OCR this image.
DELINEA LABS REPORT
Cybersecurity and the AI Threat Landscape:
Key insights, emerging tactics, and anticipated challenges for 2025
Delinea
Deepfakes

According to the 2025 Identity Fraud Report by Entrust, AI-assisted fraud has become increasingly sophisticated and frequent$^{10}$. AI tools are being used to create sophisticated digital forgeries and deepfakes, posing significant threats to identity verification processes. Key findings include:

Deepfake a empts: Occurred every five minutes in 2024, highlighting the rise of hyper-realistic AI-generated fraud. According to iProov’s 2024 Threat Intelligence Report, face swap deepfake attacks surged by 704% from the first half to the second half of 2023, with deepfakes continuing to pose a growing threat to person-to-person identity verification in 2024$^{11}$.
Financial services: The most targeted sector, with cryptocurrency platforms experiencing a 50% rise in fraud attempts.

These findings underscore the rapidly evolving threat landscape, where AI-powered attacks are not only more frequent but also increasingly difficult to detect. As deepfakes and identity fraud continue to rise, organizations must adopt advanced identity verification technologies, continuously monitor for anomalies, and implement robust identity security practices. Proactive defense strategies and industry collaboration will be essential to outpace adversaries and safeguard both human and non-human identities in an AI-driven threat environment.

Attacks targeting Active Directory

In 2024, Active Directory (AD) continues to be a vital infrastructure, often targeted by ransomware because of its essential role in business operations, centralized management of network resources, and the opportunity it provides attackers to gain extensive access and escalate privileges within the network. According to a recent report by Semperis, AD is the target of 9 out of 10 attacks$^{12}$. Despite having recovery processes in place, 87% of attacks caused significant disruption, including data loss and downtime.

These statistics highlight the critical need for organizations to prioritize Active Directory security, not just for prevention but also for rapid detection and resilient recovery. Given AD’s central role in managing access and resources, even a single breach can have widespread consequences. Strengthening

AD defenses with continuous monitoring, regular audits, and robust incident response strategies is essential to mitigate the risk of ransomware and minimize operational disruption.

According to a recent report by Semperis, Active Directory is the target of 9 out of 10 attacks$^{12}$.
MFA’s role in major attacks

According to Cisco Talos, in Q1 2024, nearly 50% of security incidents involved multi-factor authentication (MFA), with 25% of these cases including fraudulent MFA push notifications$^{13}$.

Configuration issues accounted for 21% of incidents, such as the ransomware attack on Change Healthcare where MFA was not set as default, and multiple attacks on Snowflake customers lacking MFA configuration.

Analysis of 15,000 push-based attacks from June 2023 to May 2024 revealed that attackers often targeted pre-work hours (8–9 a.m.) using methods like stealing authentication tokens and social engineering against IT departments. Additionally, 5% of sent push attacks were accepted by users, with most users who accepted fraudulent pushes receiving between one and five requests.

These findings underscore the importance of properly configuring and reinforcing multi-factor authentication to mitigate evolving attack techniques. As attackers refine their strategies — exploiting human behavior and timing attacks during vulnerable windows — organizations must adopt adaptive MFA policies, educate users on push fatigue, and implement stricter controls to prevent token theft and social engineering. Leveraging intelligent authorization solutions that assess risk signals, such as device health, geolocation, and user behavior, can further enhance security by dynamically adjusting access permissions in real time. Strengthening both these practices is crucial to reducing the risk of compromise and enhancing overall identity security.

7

• SET EXERCISE: Write out every entry exactly as given.

• EXERCISE ANSWER:
OCR this image.
DELINEA LABS REPORT
Cybersecurity and the AI Threat Landscape:
Key insights, emerging tactics, and anticipated challenges for 2025
Delinea
Deepfakes

According to the 2025 Identity Fraud Report by Entrust, AI-assisted fraud has become increasingly sophisticated and frequent$^{10}$. AI tools are being used to create sophisticated digital forgeries and deepfakes, posing significant threats to identity verification processes. Key findings include:

Deepfake a empts: Occurred every five minutes in 2024, highlighting the rise of hyper-realistic AI-generated fraud. According to iProov’s 2024 Threat Intelligence Report, face swap deepfake attacks surged by 704% from the first half to the second half of 2023, with deepfakes continuing to pose a growing threat to person-to-person identity verification in 2024$^{11}$.
Financial services: The most targeted sector, with cryptocurrency platforms experiencing a 50% rise in fraud attempts.

These findings underscore the rapidly evolving threat landscape, where AI-powered attacks are not only more frequent but also increasingly difficult to detect. As deepfakes and identity fraud continue to rise, organizations must adopt advanced identity verification technologies, continuously monitor for anomalies, and implement robust identity security practices. Proactive defense strategies and industry collaboration will be essential to outpace adversaries and safeguard both human and non-human identities in an AI-driven threat environment.

Attacks targeting Active Directory

In 2024, Active Directory (AD) continues to be a vital infrastructure, often targeted by ransomware because of its essential role in business operations, centralized management of network resources, and the opportunity it provides attackers to gain extensive access and escalate privileges within the network. According to a recent report by Semperis, AD is the target of 9 out of 10 attacks$^{12}$. Despite having recovery processes in place, 87% of attacks caused significant disruption, including data loss and downtime.

These statistics highlight the critical need for organizations to prioritize Active Directory security, not just for prevention but also for rapid detection and resilient recovery. Given AD’s central role in managing access and resources, even a single breach can have widespread consequences. Strengthening

AD defenses with continuous monitoring, regular audits, and robust incident response strategies is essential to mitigate the risk of ransomware and minimize operational disruption.

According to a recent report by Semperis, Active Directory is the target of 9 out of 10 attacks$^{12}$.
MFA’s role in major attacks

According to Cisco Talos, in Q1 2024, nearly 50% of security incidents involved multi-factor authentication (MFA), with 25% of these cases including fraudulent MFA push notifications$^{13}$.

Configuration issues accounted for 21% of incidents, such as the ransomware attack on Change Healthcare where MFA was not set as default, and multiple attacks on Snowflake customers lacking MFA configuration.

Analysis of 15,000 push-based attacks from June 2023 to May 2024 revealed that attackers often targeted pre-work hours (8–9 a.m.) using methods like stealing authentication tokens and social engineering against IT departments. Additionally, 5% of sent push attacks were accepted by users, with most users who accepted fraudulent pushes receiving between one and five requests.

These findings underscore the importance of properly configuring and reinforcing multi-factor authentication to mitigate evolving attack techniques. As attackers refine their strategies — exploiting human behavior and timing attacks during vulnerable windows — organizations must adopt adaptive MFA policies, educate users on push fatigue, and implement stricter controls to prevent token theft and social engineering. Leveraging intelligent authorization solutions that assess risk signals, such as device health, geolocation, and user behavior, can further enhance security by dynamically adjusting access permissions in real time. Strengthening both these practices is crucial to reducing the risk of compromise and enhancing overall identity security.

7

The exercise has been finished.